» PROBLEM DETAILS: Reproduce every row below word for word, leaving out the pictures.

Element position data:
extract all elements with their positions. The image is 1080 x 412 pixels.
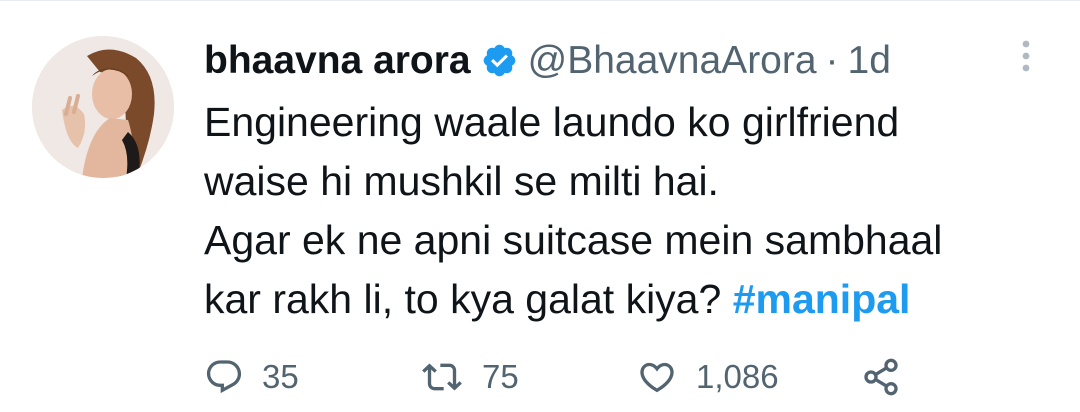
action-bar: 35 75 1,086: [204, 350, 1044, 404]
avatar[interactable]: [32, 36, 174, 178]
tweet-text-line-last: kar rakh li, to kya galat kiya? #manipal: [204, 270, 1064, 329]
separator-dot: ·: [825, 38, 839, 82]
reply-icon: [204, 357, 244, 397]
author-name[interactable]: bhaavna arora: [204, 41, 471, 80]
tweet-text-line: Engineering waale laundo ko girlfriend: [204, 99, 900, 145]
hashtag-link[interactable]: #manipal: [733, 276, 911, 322]
share-button[interactable]: [860, 350, 902, 404]
retweet-count: 75: [482, 358, 519, 395]
like-count: 1,086: [696, 358, 779, 395]
tweet-text-line: waise hi mushkil se milti hai.: [204, 158, 719, 204]
tweet-text-line: Agar ek ne apni suitcase mein sambhaal: [204, 217, 943, 263]
verified-badge-icon: [481, 42, 518, 79]
timestamp[interactable]: 1d: [848, 41, 891, 80]
tweet-text: Engineering waale laundo ko girlfriend w…: [204, 93, 1064, 329]
retweet-icon: [420, 357, 464, 397]
reply-button[interactable]: 35: [204, 350, 299, 404]
like-icon: [636, 357, 678, 397]
reply-count: 35: [262, 358, 299, 395]
top-divider: [0, 0, 1080, 1]
avatar-photo: [32, 36, 174, 178]
tweet-header: bhaavna arora @BhaavnaArora · 1d: [204, 30, 891, 90]
author-handle[interactable]: @BhaavnaArora: [528, 41, 817, 80]
retweet-button[interactable]: 75: [420, 350, 519, 404]
tweet-text-line: kar rakh li, to kya galat kiya?: [204, 276, 722, 322]
like-button[interactable]: 1,086: [636, 350, 779, 404]
share-icon: [860, 357, 902, 397]
more-options-icon[interactable]: [1012, 36, 1040, 76]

» WRITTEN ANSWER:
extract all elements with their positions. The image is 1080 x 412 pixels.
action-bar: 35 75 1,086: [204, 350, 1044, 404]
avatar[interactable]: [32, 36, 174, 178]
tweet-text-line-last: kar rakh li, to kya galat kiya? #manipal: [204, 270, 1064, 329]
separator-dot: ·: [825, 38, 839, 82]
reply-icon: [204, 357, 244, 397]
author-name[interactable]: bhaavna arora: [204, 41, 471, 80]
tweet-text-line: Engineering waale laundo ko girlfriend: [204, 99, 900, 145]
hashtag-link[interactable]: #manipal: [733, 276, 911, 322]
share-button[interactable]: [860, 350, 902, 404]
retweet-count: 75: [482, 358, 519, 395]
like-count: 1,086: [696, 358, 779, 395]
tweet-text-line: waise hi mushkil se milti hai.: [204, 158, 719, 204]
tweet-text-line: Agar ek ne apni suitcase mein sambhaal: [204, 217, 943, 263]
verified-badge-icon: [481, 42, 518, 79]
timestamp[interactable]: 1d: [848, 41, 891, 80]
tweet-text: Engineering waale laundo ko girlfriend w…: [204, 93, 1064, 329]
retweet-icon: [420, 357, 464, 397]
reply-button[interactable]: 35: [204, 350, 299, 404]
like-icon: [636, 357, 678, 397]
reply-count: 35: [262, 358, 299, 395]
top-divider: [0, 0, 1080, 1]
avatar-photo: [32, 36, 174, 178]
tweet-header: bhaavna arora @BhaavnaArora · 1d: [204, 30, 891, 90]
author-handle[interactable]: @BhaavnaArora: [528, 41, 817, 80]
retweet-button[interactable]: 75: [420, 350, 519, 404]
tweet-text-line: kar rakh li, to kya galat kiya?: [204, 276, 722, 322]
like-button[interactable]: 1,086: [636, 350, 779, 404]
share-icon: [860, 357, 902, 397]
more-options-icon[interactable]: [1012, 36, 1040, 76]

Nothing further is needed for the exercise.